(Data records)

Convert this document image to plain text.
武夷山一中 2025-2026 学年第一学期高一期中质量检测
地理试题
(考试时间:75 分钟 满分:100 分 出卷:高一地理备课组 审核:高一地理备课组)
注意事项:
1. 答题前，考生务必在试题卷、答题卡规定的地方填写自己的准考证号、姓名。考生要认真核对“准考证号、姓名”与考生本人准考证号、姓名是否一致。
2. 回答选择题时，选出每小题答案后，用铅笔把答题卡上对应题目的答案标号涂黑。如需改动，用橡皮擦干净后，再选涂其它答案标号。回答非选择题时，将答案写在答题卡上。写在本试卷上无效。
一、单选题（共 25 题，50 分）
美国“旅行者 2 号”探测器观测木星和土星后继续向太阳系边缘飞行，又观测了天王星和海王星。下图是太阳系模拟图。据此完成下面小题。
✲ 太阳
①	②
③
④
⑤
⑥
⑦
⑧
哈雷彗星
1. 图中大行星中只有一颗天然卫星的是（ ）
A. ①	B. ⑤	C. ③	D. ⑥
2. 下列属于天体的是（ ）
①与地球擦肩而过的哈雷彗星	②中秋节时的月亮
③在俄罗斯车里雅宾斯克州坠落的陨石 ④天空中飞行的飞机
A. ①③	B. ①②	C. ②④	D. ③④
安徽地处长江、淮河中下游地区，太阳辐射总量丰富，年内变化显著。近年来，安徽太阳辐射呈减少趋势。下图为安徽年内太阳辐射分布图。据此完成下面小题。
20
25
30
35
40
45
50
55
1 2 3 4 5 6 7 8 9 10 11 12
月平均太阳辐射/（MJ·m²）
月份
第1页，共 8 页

• [WRITTEN TASK]:
Give the number of lines where the string "据此完成下面小题" occurs, without any further text.

• [EXERCISE RESULT]:
2